#### [WHAT YOU ARE ASKED TO DO]
Return all entries word for word, but drop any images.

[Dataset items]
=-=-=
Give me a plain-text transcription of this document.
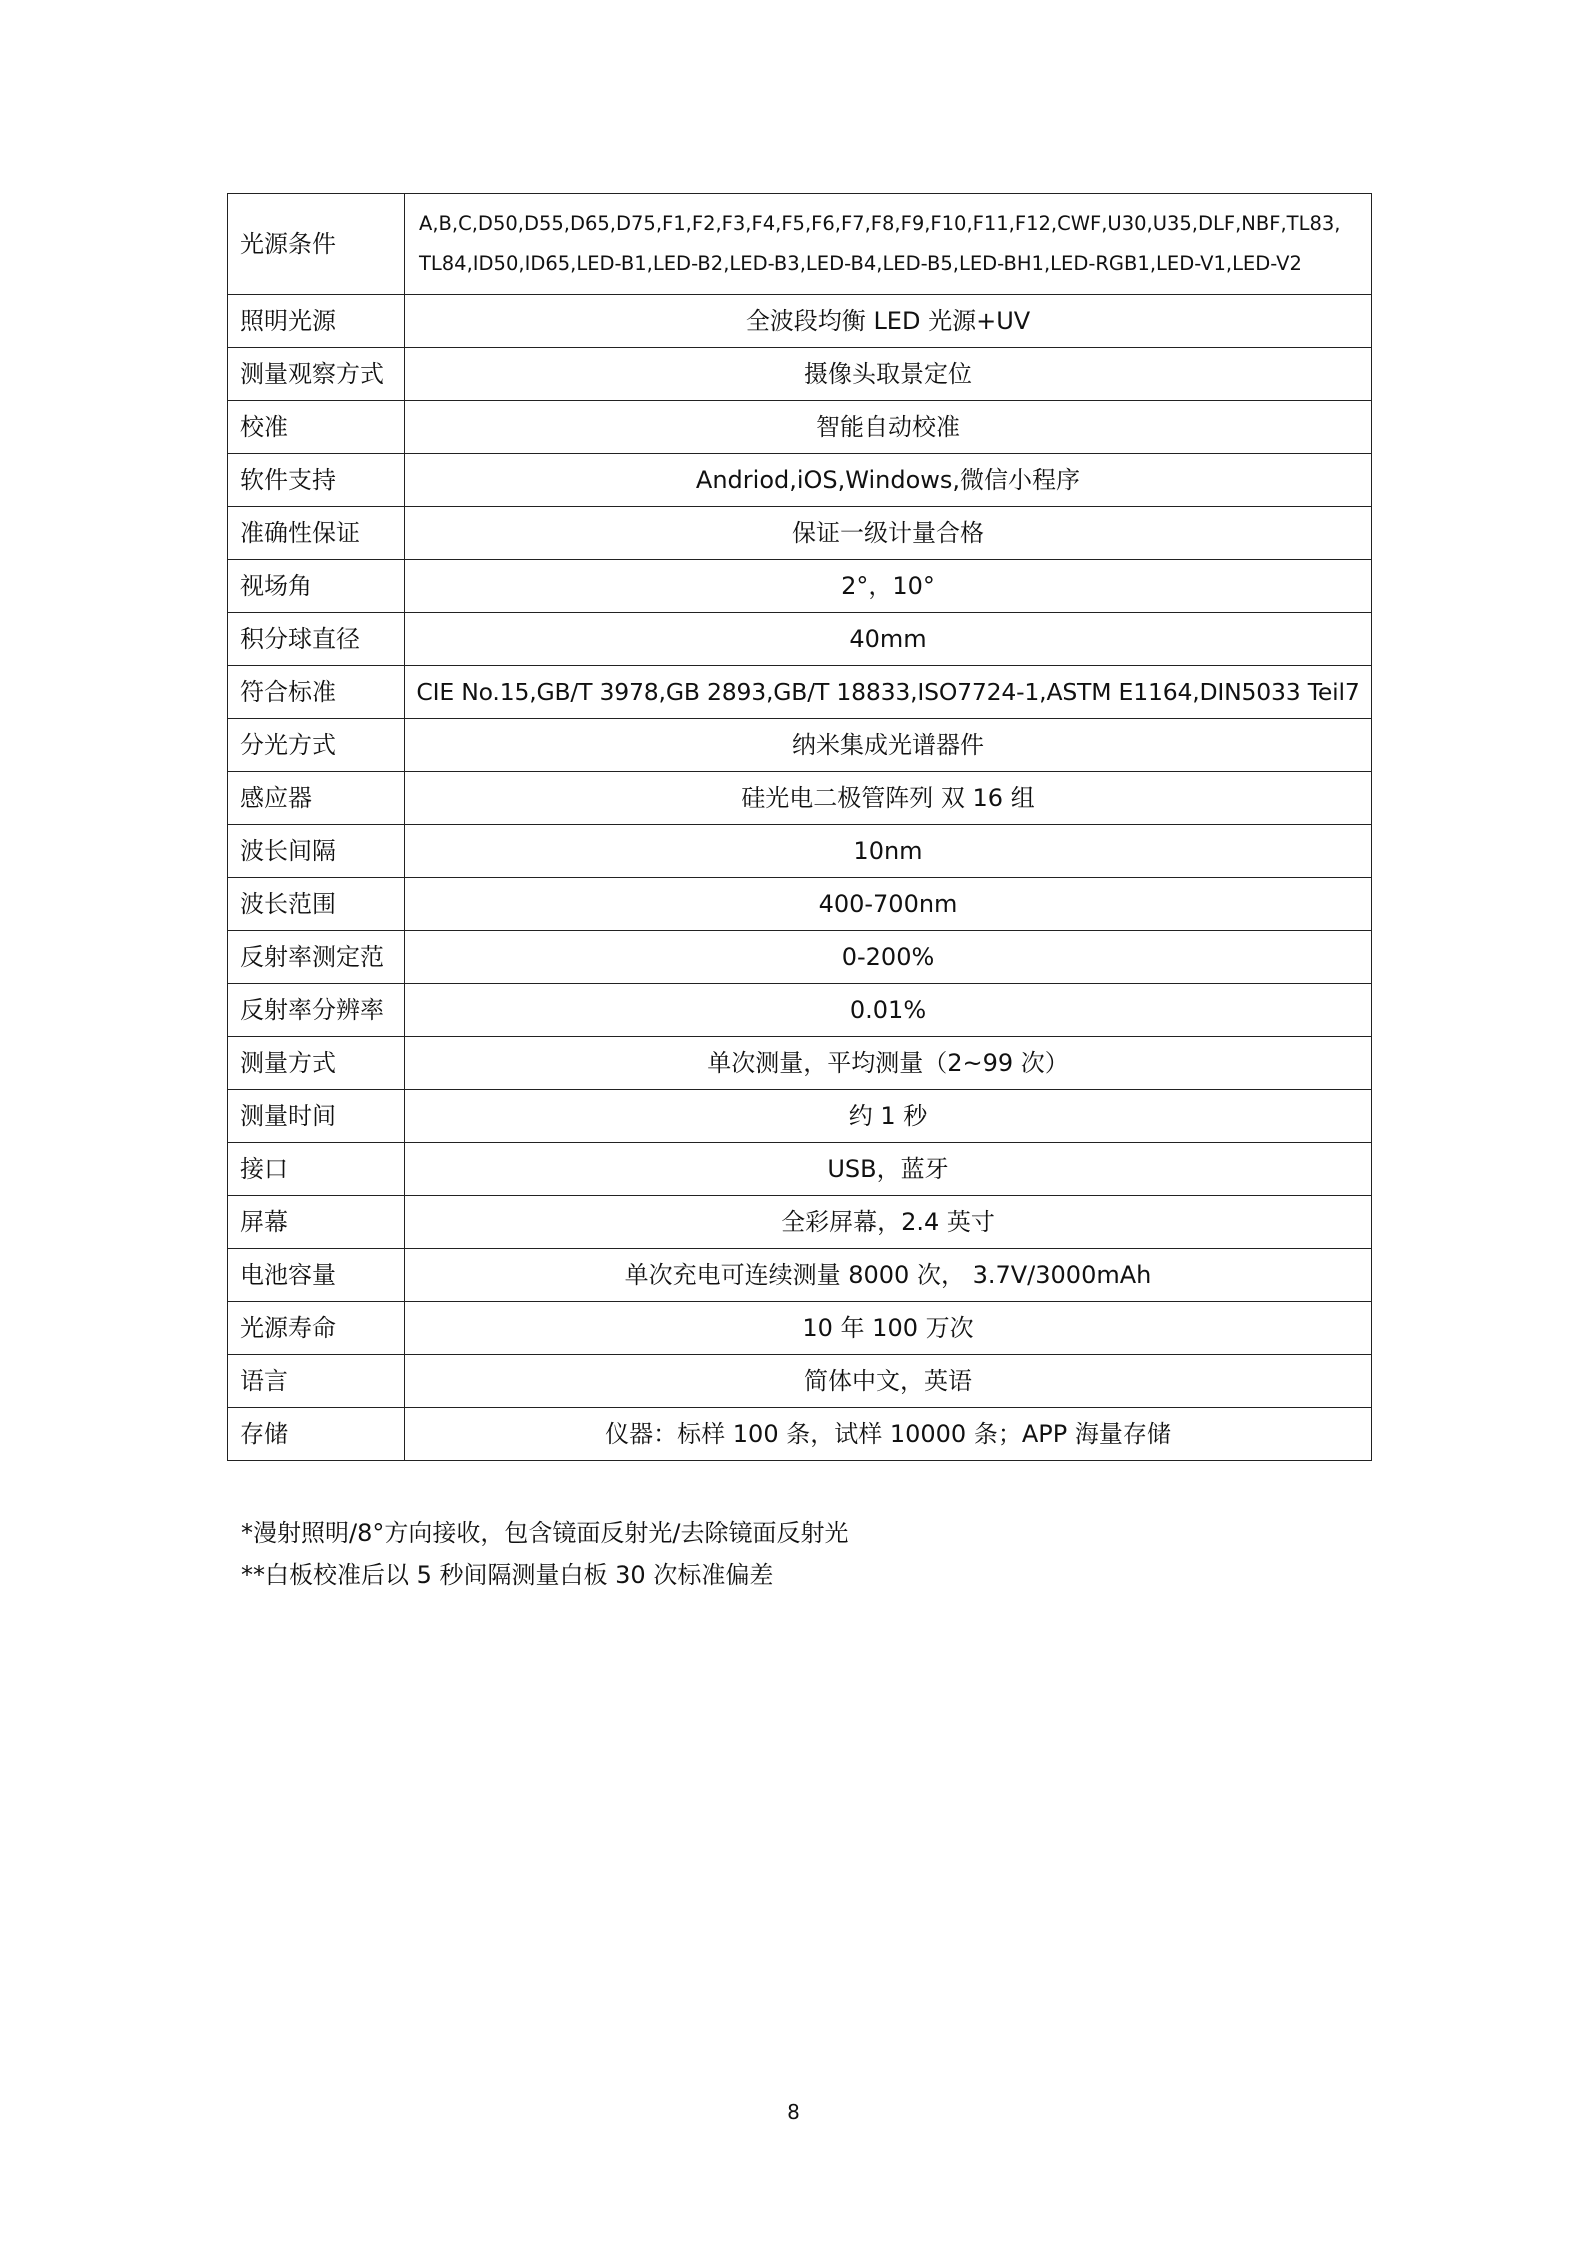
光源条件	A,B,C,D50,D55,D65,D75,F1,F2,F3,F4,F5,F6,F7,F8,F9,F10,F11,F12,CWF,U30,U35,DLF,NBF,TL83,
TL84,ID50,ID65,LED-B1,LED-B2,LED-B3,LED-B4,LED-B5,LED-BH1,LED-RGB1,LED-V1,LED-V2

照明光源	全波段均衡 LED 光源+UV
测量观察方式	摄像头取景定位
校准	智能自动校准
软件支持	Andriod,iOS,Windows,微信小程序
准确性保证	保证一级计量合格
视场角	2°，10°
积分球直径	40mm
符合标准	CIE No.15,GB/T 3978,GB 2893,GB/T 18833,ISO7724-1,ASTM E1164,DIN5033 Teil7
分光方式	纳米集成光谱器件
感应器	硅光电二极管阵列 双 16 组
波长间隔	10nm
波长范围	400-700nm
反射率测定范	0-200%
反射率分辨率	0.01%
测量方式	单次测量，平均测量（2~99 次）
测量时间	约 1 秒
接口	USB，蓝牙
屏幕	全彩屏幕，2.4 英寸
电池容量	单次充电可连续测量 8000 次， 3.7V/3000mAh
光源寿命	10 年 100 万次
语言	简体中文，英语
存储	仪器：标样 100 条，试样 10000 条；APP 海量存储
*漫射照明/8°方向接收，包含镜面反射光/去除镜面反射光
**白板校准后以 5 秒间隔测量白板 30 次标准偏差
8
=-=-=
#### [RESULT OF THIS TASK]
Give me a plain-text transcription of this document.
光源条件	A,B,C,D50,D55,D65,D75,F1,F2,F3,F4,F5,F6,F7,F8,F9,F10,F11,F12,CWF,U30,U35,DLF,NBF,TL83,
TL84,ID50,ID65,LED-B1,LED-B2,LED-B3,LED-B4,LED-B5,LED-BH1,LED-RGB1,LED-V1,LED-V2

照明光源	全波段均衡 LED 光源+UV
测量观察方式	摄像头取景定位
校准	智能自动校准
软件支持	Andriod,iOS,Windows,微信小程序
准确性保证	保证一级计量合格
视场角	2°，10°
积分球直径	40mm
符合标准	CIE No.15,GB/T 3978,GB 2893,GB/T 18833,ISO7724-1,ASTM E1164,DIN5033 Teil7
分光方式	纳米集成光谱器件
感应器	硅光电二极管阵列 双 16 组
波长间隔	10nm
波长范围	400-700nm
反射率测定范	0-200%
反射率分辨率	0.01%
测量方式	单次测量，平均测量（2~99 次）
测量时间	约 1 秒
接口	USB，蓝牙
屏幕	全彩屏幕，2.4 英寸
电池容量	单次充电可连续测量 8000 次， 3.7V/3000mAh
光源寿命	10 年 100 万次
语言	简体中文，英语
存储	仪器：标样 100 条，试样 10000 条；APP 海量存储
*漫射照明/8°方向接收，包含镜面反射光/去除镜面反射光
**白板校准后以 5 秒间隔测量白板 30 次标准偏差
8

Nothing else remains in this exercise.